Count every line in the data below where "this" occurs, then state that number and nothing more.
┄┄┄┄┄┄┄┄┄┄
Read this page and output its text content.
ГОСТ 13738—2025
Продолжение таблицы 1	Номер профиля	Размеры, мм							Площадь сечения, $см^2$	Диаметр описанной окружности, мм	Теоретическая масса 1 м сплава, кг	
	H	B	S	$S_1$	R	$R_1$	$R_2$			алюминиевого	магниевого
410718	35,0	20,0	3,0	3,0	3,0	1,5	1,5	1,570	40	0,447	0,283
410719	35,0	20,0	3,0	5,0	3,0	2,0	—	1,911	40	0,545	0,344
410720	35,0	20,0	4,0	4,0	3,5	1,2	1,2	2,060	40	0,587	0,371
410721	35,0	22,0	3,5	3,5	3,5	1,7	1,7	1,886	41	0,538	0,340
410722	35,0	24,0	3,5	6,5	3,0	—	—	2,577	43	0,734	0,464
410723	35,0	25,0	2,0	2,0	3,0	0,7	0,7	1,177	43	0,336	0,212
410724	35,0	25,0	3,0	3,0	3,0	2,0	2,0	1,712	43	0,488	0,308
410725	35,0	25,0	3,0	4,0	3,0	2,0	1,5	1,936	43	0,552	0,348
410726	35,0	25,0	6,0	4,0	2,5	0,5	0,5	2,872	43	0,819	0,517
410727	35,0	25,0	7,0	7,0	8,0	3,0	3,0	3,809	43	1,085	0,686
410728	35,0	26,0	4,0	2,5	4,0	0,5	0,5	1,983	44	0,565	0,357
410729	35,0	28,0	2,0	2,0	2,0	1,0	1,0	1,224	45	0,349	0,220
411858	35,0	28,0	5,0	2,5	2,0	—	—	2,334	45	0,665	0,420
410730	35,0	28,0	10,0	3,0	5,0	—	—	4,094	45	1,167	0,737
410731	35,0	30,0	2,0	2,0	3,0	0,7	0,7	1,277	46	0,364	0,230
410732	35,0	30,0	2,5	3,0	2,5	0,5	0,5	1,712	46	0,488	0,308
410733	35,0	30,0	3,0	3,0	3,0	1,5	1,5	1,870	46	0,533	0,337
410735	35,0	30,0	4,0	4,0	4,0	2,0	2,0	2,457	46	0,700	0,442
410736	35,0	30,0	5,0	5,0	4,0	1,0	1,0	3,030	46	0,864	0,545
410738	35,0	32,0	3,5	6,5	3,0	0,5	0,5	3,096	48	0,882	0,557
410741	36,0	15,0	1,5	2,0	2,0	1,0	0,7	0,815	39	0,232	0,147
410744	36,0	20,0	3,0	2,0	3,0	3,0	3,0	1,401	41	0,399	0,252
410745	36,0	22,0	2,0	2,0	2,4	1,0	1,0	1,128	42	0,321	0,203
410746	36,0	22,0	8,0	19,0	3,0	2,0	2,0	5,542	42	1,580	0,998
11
┄┄┄┄┄┄┄┄┄┄
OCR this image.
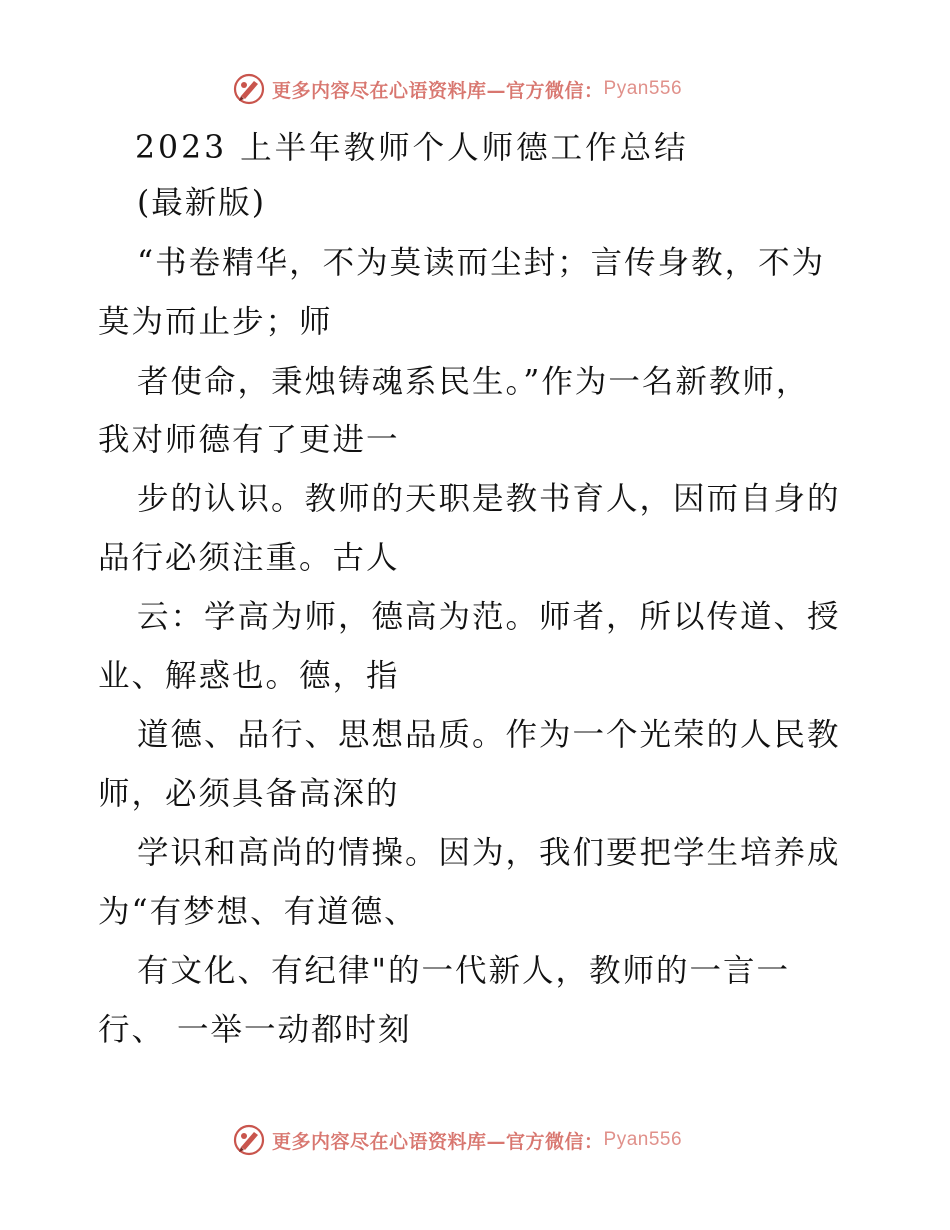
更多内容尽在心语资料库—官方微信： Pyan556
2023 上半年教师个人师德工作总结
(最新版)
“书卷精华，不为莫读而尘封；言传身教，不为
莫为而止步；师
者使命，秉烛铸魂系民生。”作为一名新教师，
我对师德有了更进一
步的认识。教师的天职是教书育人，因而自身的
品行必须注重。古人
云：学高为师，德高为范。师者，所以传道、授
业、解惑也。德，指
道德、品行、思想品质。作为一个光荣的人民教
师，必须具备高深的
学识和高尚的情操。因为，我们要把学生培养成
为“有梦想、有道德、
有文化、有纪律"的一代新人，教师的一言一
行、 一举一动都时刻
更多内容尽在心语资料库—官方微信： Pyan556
┄┄┄┄┄┄┄┄┄┄
> [Exercise output]: 2